----- RECORDED DATA
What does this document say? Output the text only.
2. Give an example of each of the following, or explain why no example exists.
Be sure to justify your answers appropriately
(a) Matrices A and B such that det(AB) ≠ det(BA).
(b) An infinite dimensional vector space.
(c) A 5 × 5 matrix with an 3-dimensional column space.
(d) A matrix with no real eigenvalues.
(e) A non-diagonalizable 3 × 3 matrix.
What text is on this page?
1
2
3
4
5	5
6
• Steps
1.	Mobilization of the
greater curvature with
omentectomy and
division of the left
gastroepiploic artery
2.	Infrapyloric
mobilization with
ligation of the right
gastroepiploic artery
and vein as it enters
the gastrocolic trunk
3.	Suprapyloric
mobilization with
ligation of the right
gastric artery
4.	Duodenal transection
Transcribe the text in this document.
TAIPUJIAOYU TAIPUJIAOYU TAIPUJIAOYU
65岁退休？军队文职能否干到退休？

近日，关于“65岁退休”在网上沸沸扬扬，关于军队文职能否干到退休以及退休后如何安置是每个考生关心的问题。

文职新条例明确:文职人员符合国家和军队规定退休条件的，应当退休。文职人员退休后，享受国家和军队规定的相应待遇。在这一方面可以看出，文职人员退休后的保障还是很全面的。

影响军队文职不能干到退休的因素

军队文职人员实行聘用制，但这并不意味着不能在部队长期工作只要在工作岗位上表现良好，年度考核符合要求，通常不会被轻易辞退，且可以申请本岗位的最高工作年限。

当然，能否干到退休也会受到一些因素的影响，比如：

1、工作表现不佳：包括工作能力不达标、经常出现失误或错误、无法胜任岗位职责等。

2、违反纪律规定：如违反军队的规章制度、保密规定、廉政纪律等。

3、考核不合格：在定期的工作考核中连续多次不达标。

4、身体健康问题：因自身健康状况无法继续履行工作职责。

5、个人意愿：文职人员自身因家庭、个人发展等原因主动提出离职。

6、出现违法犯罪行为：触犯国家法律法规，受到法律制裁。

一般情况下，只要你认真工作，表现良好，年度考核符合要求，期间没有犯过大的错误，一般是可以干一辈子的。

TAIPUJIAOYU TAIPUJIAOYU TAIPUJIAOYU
----------
WRITTEN EXERCISE: Would you give the material above again, complete and exact?

EXPECTED ANSWER:
What does this document say? Output the text only.
2. Give an example of each of the following, or explain why no example exists.
Be sure to justify your answers appropriately
(a) Matrices A and B such that det(AB) ≠ det(BA).
(b) An infinite dimensional vector space.
(c) A 5 × 5 matrix with an 3-dimensional column space.
(d) A matrix with no real eigenvalues.
(e) A non-diagonalizable 3 × 3 matrix.
What text is on this page?
1
2
3
4
5	5
6
• Steps
1.	Mobilization of the
greater curvature with
omentectomy and
division of the left
gastroepiploic artery
2.	Infrapyloric
mobilization with
ligation of the right
gastroepiploic artery
and vein as it enters
the gastrocolic trunk
3.	Suprapyloric
mobilization with
ligation of the right
gastric artery
4.	Duodenal transection
Transcribe the text in this document.
TAIPUJIAOYU TAIPUJIAOYU TAIPUJIAOYU
65岁退休？军队文职能否干到退休？

近日，关于“65岁退休”在网上沸沸扬扬，关于军队文职能否干到退休以及退休后如何安置是每个考生关心的问题。

文职新条例明确:文职人员符合国家和军队规定退休条件的，应当退休。文职人员退休后，享受国家和军队规定的相应待遇。在这一方面可以看出，文职人员退休后的保障还是很全面的。

影响军队文职不能干到退休的因素

军队文职人员实行聘用制，但这并不意味着不能在部队长期工作只要在工作岗位上表现良好，年度考核符合要求，通常不会被轻易辞退，且可以申请本岗位的最高工作年限。

当然，能否干到退休也会受到一些因素的影响，比如：

1、工作表现不佳：包括工作能力不达标、经常出现失误或错误、无法胜任岗位职责等。

2、违反纪律规定：如违反军队的规章制度、保密规定、廉政纪律等。

3、考核不合格：在定期的工作考核中连续多次不达标。

4、身体健康问题：因自身健康状况无法继续履行工作职责。

5、个人意愿：文职人员自身因家庭、个人发展等原因主动提出离职。

6、出现违法犯罪行为：触犯国家法律法规，受到法律制裁。

一般情况下，只要你认真工作，表现良好，年度考核符合要求，期间没有犯过大的错误，一般是可以干一辈子的。

TAIPUJIAOYU TAIPUJIAOYU TAIPUJIAOYU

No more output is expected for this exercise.